#### [Do this]
Copy out every line that contains "shortcut".

#### [Stored data]
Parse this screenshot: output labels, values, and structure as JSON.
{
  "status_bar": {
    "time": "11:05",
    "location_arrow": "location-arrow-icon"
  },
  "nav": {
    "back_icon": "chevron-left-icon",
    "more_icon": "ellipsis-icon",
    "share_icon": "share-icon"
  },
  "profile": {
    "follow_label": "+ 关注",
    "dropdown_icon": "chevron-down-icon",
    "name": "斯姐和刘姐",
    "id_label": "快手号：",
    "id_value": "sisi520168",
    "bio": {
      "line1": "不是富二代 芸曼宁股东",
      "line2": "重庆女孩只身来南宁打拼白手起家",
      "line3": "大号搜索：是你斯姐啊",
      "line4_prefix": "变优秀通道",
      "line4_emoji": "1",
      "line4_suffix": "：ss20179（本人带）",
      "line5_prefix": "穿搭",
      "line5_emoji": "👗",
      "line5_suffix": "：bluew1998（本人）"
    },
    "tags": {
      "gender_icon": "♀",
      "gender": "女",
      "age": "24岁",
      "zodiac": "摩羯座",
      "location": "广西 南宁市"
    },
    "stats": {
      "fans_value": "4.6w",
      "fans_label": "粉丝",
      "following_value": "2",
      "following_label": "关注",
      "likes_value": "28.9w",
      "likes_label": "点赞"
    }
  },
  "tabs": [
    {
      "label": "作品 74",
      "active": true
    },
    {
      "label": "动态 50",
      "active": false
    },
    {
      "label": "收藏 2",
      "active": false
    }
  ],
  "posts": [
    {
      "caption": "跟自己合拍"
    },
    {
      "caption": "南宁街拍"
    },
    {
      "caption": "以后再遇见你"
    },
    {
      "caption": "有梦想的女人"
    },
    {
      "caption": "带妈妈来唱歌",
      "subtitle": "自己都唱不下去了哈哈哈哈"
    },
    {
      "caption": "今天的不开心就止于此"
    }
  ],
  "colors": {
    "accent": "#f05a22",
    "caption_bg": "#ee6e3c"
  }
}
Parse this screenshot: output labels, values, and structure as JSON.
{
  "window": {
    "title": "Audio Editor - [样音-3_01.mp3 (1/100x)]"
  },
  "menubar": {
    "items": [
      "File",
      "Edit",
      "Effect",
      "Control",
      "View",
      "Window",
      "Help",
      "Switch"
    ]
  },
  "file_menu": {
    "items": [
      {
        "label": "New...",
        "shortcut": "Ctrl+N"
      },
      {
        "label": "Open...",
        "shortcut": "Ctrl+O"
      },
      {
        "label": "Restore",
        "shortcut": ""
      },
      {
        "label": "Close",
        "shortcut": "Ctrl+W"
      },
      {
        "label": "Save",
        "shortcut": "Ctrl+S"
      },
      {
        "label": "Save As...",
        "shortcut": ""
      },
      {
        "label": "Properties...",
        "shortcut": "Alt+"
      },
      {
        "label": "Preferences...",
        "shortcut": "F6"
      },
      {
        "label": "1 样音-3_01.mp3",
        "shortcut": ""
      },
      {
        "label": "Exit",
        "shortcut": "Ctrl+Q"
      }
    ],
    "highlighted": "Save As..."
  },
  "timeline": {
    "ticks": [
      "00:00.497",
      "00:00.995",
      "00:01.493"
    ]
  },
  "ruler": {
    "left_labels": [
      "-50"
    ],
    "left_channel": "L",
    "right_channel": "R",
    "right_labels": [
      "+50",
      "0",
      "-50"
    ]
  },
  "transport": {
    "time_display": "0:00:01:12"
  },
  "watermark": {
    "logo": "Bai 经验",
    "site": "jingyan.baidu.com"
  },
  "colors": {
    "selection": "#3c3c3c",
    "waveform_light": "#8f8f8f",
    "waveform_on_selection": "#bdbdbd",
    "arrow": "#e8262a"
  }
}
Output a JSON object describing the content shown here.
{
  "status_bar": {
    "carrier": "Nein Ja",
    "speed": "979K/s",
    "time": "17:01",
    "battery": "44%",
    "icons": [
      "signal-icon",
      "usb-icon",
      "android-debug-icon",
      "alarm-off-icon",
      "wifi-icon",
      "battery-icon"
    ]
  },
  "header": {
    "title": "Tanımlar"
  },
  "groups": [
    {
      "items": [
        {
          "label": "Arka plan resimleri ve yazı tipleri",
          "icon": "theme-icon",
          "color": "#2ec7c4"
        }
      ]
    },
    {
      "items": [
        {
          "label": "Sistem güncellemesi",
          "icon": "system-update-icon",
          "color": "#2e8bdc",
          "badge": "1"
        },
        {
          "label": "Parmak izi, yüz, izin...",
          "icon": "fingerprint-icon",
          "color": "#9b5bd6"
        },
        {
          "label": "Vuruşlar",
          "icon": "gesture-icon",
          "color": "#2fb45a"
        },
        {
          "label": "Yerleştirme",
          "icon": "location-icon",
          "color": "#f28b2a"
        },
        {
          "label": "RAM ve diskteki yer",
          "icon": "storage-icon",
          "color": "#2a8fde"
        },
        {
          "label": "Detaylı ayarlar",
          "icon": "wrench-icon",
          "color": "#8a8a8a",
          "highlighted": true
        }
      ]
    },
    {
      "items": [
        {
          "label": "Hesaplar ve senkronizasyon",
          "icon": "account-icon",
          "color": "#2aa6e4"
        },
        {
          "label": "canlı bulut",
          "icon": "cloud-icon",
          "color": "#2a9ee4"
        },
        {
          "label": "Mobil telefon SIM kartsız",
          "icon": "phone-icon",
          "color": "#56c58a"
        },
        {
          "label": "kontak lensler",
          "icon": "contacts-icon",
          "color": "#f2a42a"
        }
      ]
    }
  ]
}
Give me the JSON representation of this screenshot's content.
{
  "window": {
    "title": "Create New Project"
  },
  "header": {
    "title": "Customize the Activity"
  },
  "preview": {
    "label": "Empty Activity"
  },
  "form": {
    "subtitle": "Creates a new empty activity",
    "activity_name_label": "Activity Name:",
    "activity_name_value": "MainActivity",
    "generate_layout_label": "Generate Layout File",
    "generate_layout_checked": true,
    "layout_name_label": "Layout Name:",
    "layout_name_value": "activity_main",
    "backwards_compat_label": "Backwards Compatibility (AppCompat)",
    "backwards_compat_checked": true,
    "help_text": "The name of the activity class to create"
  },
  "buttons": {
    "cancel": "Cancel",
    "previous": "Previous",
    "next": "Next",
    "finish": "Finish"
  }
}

#### [Final result]
        "shortcut": "Ctrl+N"
        "shortcut": "Ctrl+O"
        "shortcut": ""
        "shortcut": "Ctrl+W"
        "shortcut": "Ctrl+S"
        "shortcut": ""
        "shortcut": "Alt+"
        "shortcut": "F6"
        "shortcut": ""
        "shortcut": "Ctrl+Q"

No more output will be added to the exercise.